>> START
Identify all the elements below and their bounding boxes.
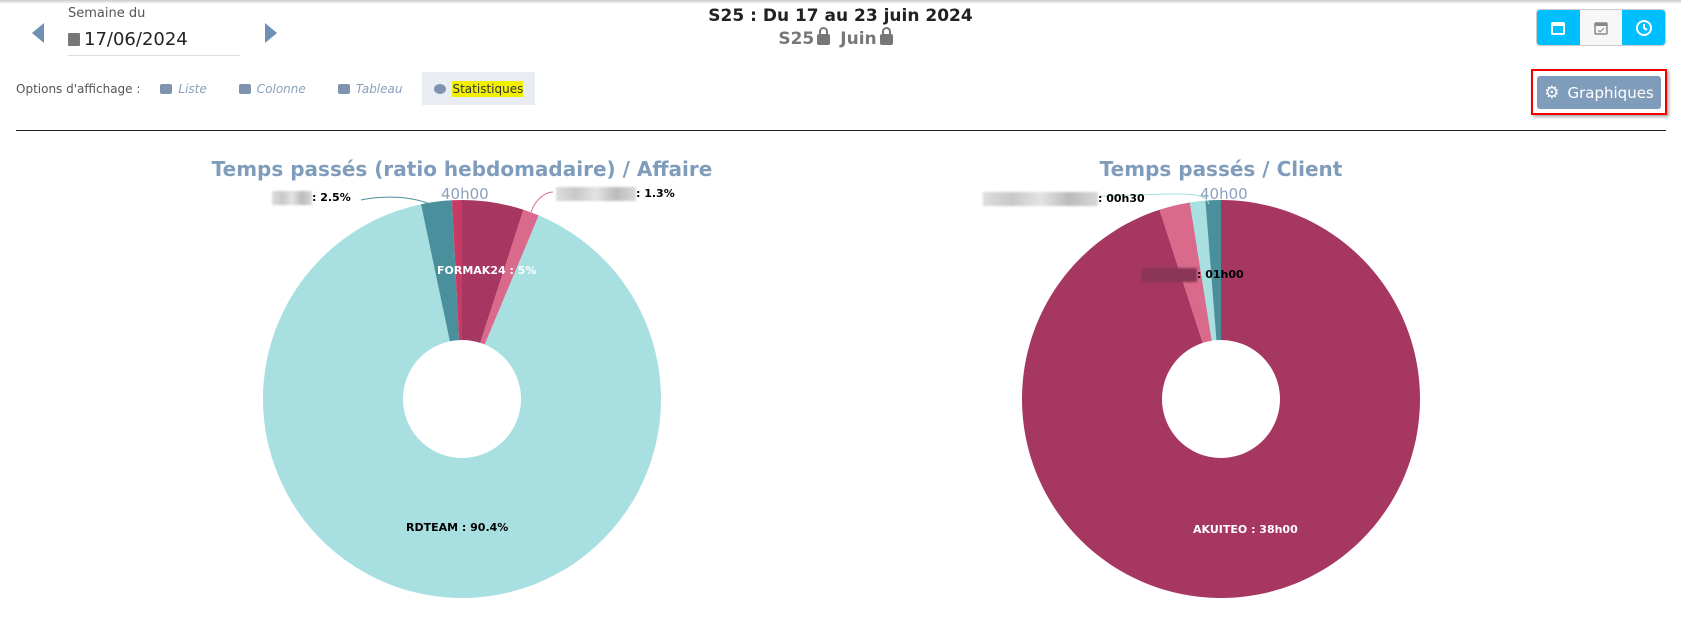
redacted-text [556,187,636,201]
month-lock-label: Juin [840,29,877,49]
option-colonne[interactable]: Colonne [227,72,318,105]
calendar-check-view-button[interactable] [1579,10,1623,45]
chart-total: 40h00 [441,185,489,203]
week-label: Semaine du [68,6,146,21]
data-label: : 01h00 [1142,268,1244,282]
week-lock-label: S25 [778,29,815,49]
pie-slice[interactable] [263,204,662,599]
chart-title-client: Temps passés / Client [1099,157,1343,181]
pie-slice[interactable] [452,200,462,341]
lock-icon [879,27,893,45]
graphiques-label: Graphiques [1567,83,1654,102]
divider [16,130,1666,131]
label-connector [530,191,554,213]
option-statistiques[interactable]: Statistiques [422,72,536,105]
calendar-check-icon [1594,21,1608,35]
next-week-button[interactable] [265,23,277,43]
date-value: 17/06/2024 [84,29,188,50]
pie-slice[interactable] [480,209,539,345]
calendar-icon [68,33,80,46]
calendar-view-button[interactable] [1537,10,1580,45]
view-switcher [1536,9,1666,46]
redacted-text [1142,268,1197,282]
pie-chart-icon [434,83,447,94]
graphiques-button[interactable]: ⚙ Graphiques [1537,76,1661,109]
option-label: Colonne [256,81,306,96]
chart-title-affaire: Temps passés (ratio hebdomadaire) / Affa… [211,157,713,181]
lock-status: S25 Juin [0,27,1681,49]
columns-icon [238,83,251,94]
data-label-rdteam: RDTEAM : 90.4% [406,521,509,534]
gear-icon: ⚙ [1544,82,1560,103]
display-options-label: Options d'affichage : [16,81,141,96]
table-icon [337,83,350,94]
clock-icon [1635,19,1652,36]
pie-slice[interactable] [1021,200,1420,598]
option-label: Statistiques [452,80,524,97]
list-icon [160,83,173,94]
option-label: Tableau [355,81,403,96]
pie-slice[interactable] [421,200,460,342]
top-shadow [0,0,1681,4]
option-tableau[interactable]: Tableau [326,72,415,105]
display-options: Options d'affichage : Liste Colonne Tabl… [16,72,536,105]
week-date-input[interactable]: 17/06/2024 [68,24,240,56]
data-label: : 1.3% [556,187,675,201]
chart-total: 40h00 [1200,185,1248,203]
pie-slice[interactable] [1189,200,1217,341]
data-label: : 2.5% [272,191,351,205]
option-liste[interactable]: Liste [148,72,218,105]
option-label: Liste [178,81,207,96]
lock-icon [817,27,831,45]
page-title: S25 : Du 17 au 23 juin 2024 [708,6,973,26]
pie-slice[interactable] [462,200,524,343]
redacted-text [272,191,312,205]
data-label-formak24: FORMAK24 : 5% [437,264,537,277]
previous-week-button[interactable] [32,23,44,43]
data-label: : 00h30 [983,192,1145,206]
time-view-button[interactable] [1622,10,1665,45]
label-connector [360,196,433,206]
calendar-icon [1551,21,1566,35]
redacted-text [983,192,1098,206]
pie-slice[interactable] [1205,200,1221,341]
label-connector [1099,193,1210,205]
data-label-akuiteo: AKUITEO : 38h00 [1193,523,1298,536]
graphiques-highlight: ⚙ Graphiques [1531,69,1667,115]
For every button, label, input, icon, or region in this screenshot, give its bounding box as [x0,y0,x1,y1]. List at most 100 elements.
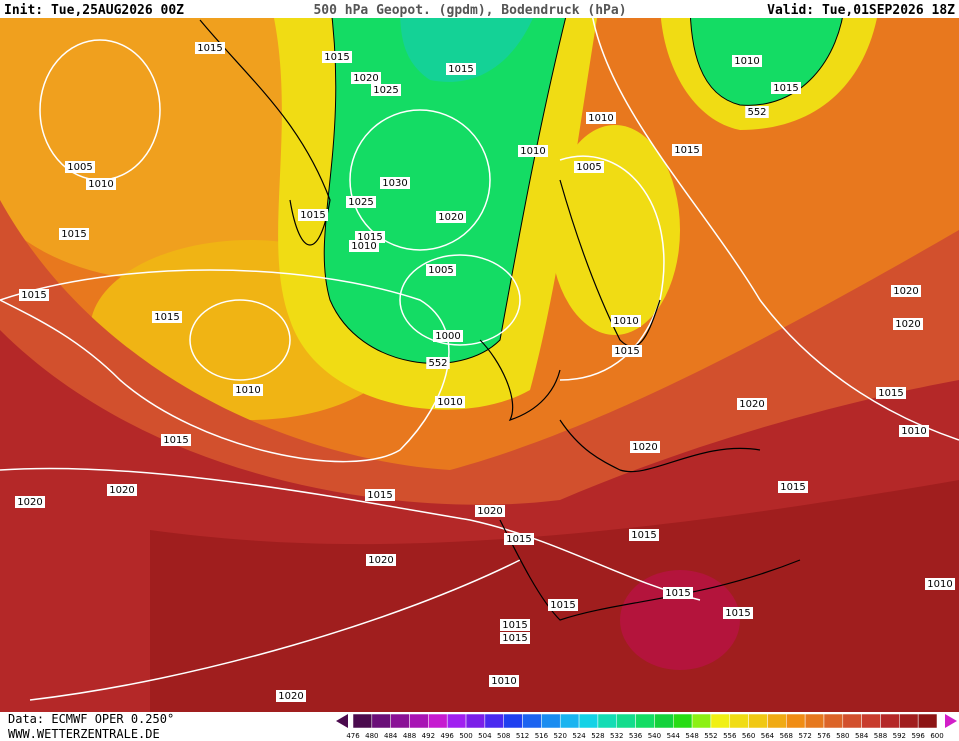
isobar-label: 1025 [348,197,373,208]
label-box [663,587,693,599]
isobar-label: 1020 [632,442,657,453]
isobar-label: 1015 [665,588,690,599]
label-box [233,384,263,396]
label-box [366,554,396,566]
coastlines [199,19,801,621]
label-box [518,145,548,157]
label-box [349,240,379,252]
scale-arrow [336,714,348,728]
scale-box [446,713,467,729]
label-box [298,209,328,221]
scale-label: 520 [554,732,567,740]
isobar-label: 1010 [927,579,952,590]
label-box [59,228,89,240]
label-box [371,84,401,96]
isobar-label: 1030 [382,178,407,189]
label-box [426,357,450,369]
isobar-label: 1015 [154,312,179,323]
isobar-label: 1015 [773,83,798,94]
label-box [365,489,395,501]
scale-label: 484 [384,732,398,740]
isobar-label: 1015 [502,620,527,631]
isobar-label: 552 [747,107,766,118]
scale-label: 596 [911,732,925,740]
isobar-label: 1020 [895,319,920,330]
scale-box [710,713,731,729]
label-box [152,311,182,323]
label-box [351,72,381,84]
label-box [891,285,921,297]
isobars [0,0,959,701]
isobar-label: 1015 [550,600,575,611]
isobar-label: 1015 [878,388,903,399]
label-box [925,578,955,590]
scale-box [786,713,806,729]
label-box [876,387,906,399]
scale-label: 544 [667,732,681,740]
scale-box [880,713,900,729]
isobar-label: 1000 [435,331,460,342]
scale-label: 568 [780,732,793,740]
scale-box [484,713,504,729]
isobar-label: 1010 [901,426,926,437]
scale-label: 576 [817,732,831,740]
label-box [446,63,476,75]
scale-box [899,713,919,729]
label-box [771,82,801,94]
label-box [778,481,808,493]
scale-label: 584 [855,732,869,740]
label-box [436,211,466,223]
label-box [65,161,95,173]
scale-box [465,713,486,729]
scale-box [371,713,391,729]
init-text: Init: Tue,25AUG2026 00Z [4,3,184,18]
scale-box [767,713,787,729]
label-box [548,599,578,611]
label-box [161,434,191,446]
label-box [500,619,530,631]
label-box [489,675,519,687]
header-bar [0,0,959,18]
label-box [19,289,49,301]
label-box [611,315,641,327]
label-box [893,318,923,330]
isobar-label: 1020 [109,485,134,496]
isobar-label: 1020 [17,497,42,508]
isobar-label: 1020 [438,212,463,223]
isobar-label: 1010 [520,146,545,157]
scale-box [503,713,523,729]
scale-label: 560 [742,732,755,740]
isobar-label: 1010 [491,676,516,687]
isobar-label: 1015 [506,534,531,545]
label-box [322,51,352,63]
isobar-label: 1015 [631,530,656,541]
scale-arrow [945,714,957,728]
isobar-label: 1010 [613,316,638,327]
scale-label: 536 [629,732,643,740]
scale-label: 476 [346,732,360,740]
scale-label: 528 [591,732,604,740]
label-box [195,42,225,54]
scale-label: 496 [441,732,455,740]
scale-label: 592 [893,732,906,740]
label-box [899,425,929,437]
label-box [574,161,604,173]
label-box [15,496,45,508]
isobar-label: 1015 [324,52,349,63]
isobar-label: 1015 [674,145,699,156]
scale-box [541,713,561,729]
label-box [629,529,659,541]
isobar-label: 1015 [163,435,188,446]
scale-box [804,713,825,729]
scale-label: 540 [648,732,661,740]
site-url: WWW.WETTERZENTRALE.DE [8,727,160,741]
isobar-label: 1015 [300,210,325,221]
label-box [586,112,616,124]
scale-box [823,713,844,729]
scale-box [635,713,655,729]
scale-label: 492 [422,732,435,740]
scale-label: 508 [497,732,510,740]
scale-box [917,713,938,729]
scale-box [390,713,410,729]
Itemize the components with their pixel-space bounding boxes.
>> END
## Goal
Edit all the records above by replacing every "pie-slice" with "chart-segment" and leaving the rest unchanged. Leave the pictures out of your answer.

## Correct answer
Identify all the elements below and their bounding boxes.
redacted-text [556,187,636,201]
month-lock-label: Juin [840,29,877,49]
option-colonne[interactable]: Colonne [227,72,318,105]
calendar-check-view-button[interactable] [1579,10,1623,45]
chart-total: 40h00 [441,185,489,203]
week-label: Semaine du [68,6,146,21]
data-label: : 01h00 [1142,268,1244,282]
week-lock-label: S25 [778,29,815,49]
chart-segment[interactable] [263,204,662,599]
chart-title-client: Temps passés / Client [1099,157,1343,181]
chart-segment[interactable] [452,200,462,341]
lock-icon [879,27,893,45]
graphiques-label: Graphiques [1567,83,1654,102]
divider [16,130,1666,131]
label-connector [530,191,554,213]
option-statistiques[interactable]: Statistiques [422,72,536,105]
calendar-check-icon [1594,21,1608,35]
next-week-button[interactable] [265,23,277,43]
date-value: 17/06/2024 [84,29,188,50]
chart-segment[interactable] [480,209,539,345]
calendar-icon [68,33,80,46]
calendar-view-button[interactable] [1537,10,1580,45]
view-switcher [1536,9,1666,46]
redacted-text [1142,268,1197,282]
pie-chart-icon [434,83,447,94]
graphiques-button[interactable]: ⚙ Graphiques [1537,76,1661,109]
option-label: Colonne [256,81,306,96]
chart-title-affaire: Temps passés (ratio hebdomadaire) / Affa… [211,157,713,181]
lock-status: S25 Juin [0,27,1681,49]
columns-icon [238,83,251,94]
data-label-rdteam: RDTEAM : 90.4% [406,521,509,534]
gear-icon: ⚙ [1544,82,1560,103]
display-options-label: Options d'affichage : [16,81,141,96]
table-icon [337,83,350,94]
clock-icon [1635,19,1652,36]
chart-segment[interactable] [1021,200,1420,598]
option-label: Statistiques [452,80,524,97]
list-icon [160,83,173,94]
option-label: Tableau [355,81,403,96]
chart-segment[interactable] [421,200,460,342]
top-shadow [0,0,1681,4]
option-tableau[interactable]: Tableau [326,72,415,105]
display-options: Options d'affichage : Liste Colonne Tabl… [16,72,536,105]
week-date-input[interactable]: 17/06/2024 [68,24,240,56]
data-label: : 1.3% [556,187,675,201]
chart-total: 40h00 [1200,185,1248,203]
chart-segment[interactable] [1189,200,1217,341]
data-label: : 2.5% [272,191,351,205]
option-liste[interactable]: Liste [148,72,218,105]
option-label: Liste [178,81,207,96]
lock-icon [817,27,831,45]
page-title: S25 : Du 17 au 23 juin 2024 [708,6,973,26]
chart-segment[interactable] [462,200,524,343]
redacted-text [272,191,312,205]
data-label-formak24: FORMAK24 : 5% [437,264,537,277]
previous-week-button[interactable] [32,23,44,43]
data-label: : 00h30 [983,192,1145,206]
time-view-button[interactable] [1622,10,1665,45]
label-connector [360,196,433,206]
calendar-icon [1551,21,1566,35]
redacted-text [983,192,1098,206]
chart-segment[interactable] [1205,200,1221,341]
label-connector [1099,193,1210,205]
data-label-akuiteo: AKUITEO : 38h00 [1193,523,1298,536]
graphiques-highlight: ⚙ Graphiques [1531,69,1667,115]
For every button, label, input, icon, or region in this screenshot, give its bounding box as [x0,y0,x1,y1]. List at most 100 elements.
isobar-label: 1025 [348,197,373,208]
label-box [663,587,693,599]
isobar-label: 1020 [632,442,657,453]
isobar-label: 1015 [665,588,690,599]
label-box [233,384,263,396]
label-box [366,554,396,566]
coastlines [199,19,801,621]
label-box [518,145,548,157]
label-box [349,240,379,252]
scale-arrow [336,714,348,728]
scale-box [446,713,467,729]
label-box [298,209,328,221]
scale-label: 520 [554,732,567,740]
isobar-label: 1010 [927,579,952,590]
label-box [59,228,89,240]
label-box [371,84,401,96]
isobar-label: 1030 [382,178,407,189]
label-box [426,357,450,369]
isobar-label: 1015 [154,312,179,323]
isobar-label: 1015 [773,83,798,94]
label-box [365,489,395,501]
scale-label: 484 [384,732,398,740]
isobar-label: 1015 [502,620,527,631]
isobar-label: 552 [747,107,766,118]
scale-label: 596 [911,732,925,740]
isobar-label: 1020 [895,319,920,330]
scale-box [710,713,731,729]
label-box [152,311,182,323]
label-box [351,72,381,84]
label-box [891,285,921,297]
isobars [0,0,959,701]
isobar-label: 1015 [550,600,575,611]
isobar-label: 1015 [878,388,903,399]
label-box [925,578,955,590]
scale-box [786,713,806,729]
label-box [876,387,906,399]
scale-label: 544 [667,732,681,740]
scale-box [880,713,900,729]
isobar-label: 1000 [435,331,460,342]
scale-label: 568 [780,732,793,740]
scale-box [484,713,504,729]
isobar-label: 1010 [901,426,926,437]
scale-label: 576 [817,732,831,740]
label-box [446,63,476,75]
scale-box [899,713,919,729]
label-box [771,82,801,94]
label-box [778,481,808,493]
scale-label: 584 [855,732,869,740]
label-box [436,211,466,223]
label-box [65,161,95,173]
scale-box [465,713,486,729]
scale-box [371,713,391,729]
init-text: Init: Tue,25AUG2026 00Z [4,3,184,18]
scale-box [767,713,787,729]
label-box [548,599,578,611]
label-box [161,434,191,446]
label-box [500,619,530,631]
label-box [489,675,519,687]
header-bar [0,0,959,18]
label-box [19,289,49,301]
label-box [611,315,641,327]
label-box [893,318,923,330]
isobar-label: 1020 [109,485,134,496]
isobar-label: 1020 [17,497,42,508]
isobar-label: 1020 [438,212,463,223]
isobar-label: 1010 [520,146,545,157]
scale-box [503,713,523,729]
scale-label: 560 [742,732,755,740]
isobar-label: 1010 [491,676,516,687]
isobar-label: 1015 [506,534,531,545]
label-box [322,51,352,63]
isobar-label: 1015 [631,530,656,541]
scale-arrow [945,714,957,728]
isobar-label: 1010 [613,316,638,327]
scale-label: 536 [629,732,643,740]
scale-label: 476 [346,732,360,740]
scale-label: 528 [591,732,604,740]
label-box [195,42,225,54]
scale-label: 496 [441,732,455,740]
scale-label: 592 [893,732,906,740]
label-box [899,425,929,437]
label-box [574,161,604,173]
label-box [15,496,45,508]
isobar-label: 1015 [324,52,349,63]
isobar-label: 1015 [674,145,699,156]
scale-box [541,713,561,729]
label-box [629,529,659,541]
isobar-label: 1015 [163,435,188,446]
scale-box [804,713,825,729]
scale-label: 540 [648,732,661,740]
site-url: WWW.WETTERZENTRALE.DE [8,727,160,741]
isobar-label: 1015 [300,210,325,221]
label-box [586,112,616,124]
scale-box [823,713,844,729]
scale-box [635,713,655,729]
scale-label: 492 [422,732,435,740]
scale-label: 508 [497,732,510,740]
scale-box [917,713,938,729]
scale-box [390,713,410,729]
Itemize the components with their pixel-space bounding boxes.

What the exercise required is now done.